Look for "than" in each line of the entries, and return the matching lines.
┌─ Supplied information
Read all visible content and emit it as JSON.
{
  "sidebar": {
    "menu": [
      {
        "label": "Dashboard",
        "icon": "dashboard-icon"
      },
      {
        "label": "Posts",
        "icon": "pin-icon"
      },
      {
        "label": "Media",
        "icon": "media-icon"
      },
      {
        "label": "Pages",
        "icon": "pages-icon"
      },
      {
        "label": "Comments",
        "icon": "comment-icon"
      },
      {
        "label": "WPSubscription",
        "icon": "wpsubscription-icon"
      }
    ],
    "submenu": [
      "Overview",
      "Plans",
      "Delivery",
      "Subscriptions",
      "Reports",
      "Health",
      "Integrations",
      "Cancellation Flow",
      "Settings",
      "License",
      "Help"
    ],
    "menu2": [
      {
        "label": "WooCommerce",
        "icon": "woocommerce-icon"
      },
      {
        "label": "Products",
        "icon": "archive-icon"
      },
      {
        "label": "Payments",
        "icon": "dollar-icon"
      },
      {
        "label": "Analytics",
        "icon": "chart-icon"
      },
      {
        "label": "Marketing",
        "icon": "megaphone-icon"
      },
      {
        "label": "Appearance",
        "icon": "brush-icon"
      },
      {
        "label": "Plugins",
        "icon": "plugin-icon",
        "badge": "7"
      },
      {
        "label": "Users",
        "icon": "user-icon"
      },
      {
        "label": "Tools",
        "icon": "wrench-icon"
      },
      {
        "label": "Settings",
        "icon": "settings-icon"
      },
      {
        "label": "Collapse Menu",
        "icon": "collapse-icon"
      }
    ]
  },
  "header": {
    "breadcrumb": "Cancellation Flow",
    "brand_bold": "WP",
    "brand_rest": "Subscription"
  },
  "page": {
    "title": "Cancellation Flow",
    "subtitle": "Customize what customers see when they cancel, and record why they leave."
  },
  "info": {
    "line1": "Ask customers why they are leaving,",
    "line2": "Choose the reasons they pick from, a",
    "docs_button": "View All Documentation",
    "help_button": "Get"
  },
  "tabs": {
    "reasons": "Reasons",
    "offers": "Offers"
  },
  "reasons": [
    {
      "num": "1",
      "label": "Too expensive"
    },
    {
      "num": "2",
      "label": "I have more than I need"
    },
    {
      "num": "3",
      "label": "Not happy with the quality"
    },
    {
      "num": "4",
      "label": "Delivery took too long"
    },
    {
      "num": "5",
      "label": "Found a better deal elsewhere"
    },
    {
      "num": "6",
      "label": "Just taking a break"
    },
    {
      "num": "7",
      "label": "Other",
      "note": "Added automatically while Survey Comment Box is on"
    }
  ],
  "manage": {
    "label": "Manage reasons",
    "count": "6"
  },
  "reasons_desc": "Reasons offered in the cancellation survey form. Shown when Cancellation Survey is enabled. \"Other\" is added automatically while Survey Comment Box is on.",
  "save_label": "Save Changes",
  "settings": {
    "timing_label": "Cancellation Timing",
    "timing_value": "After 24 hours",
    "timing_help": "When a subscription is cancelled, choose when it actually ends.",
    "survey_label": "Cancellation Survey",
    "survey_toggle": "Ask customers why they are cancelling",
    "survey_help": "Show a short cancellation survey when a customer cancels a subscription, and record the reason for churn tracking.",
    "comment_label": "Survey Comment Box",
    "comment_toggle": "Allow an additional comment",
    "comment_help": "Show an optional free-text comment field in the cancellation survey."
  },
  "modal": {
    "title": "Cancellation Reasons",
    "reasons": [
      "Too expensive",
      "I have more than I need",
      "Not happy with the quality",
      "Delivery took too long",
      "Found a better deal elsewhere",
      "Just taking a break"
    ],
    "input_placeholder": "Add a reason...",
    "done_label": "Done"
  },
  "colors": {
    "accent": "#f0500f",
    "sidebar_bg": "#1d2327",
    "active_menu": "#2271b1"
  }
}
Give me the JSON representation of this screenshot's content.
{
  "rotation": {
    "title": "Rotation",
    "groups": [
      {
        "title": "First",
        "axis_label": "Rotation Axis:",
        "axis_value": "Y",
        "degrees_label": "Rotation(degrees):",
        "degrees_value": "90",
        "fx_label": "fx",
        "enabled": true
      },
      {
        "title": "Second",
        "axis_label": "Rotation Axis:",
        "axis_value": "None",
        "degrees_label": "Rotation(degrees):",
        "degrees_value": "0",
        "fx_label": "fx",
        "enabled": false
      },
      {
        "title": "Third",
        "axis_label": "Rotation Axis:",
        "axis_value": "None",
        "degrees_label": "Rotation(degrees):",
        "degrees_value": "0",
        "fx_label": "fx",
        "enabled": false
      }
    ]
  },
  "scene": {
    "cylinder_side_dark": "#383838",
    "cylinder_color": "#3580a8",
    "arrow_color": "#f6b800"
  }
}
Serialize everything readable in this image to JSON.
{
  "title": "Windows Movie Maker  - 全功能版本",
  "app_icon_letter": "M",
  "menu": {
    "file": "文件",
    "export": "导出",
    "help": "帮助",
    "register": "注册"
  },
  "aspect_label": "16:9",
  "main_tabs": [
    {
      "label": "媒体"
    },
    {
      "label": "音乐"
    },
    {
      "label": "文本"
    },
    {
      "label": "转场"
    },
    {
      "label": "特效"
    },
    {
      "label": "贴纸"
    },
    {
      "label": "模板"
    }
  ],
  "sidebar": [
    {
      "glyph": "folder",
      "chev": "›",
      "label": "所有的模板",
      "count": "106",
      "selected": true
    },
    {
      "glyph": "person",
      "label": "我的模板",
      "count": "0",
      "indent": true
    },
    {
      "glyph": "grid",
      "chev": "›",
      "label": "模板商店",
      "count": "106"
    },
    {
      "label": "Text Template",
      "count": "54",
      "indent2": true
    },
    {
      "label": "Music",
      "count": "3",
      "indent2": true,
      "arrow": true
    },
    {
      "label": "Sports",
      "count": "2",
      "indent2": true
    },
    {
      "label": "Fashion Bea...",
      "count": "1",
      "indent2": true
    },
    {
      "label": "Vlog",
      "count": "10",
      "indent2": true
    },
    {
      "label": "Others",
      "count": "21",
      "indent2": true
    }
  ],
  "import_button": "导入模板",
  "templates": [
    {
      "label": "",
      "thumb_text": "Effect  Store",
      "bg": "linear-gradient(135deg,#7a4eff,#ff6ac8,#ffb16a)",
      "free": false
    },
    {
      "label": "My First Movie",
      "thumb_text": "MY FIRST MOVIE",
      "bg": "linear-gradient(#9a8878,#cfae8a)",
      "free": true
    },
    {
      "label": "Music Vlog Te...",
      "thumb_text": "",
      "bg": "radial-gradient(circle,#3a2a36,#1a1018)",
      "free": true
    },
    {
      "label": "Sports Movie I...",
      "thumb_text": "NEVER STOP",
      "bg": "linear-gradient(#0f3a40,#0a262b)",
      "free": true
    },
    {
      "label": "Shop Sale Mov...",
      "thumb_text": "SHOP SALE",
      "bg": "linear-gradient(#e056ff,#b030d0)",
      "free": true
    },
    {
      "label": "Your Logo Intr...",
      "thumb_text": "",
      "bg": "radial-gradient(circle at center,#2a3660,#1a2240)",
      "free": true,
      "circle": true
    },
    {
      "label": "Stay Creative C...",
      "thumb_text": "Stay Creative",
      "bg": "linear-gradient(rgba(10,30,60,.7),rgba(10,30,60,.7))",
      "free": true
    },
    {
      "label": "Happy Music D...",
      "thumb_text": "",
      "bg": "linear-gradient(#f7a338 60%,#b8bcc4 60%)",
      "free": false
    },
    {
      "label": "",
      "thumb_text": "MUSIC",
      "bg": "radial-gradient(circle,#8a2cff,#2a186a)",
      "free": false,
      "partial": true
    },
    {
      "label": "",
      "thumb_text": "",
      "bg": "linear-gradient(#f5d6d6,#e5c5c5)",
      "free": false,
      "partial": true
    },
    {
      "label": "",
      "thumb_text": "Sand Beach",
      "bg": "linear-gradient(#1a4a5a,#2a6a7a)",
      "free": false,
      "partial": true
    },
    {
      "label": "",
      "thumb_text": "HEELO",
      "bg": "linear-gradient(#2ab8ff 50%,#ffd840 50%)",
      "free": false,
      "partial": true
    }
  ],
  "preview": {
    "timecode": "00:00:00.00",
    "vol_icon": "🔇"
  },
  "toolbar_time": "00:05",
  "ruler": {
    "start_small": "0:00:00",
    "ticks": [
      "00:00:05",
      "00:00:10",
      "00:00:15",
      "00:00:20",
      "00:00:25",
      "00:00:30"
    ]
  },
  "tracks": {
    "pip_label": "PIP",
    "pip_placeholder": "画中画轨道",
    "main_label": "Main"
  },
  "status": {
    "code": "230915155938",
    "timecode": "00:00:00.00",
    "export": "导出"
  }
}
└─
__Solution__.
      "label": "I have more than I need"
      "I have more than I need",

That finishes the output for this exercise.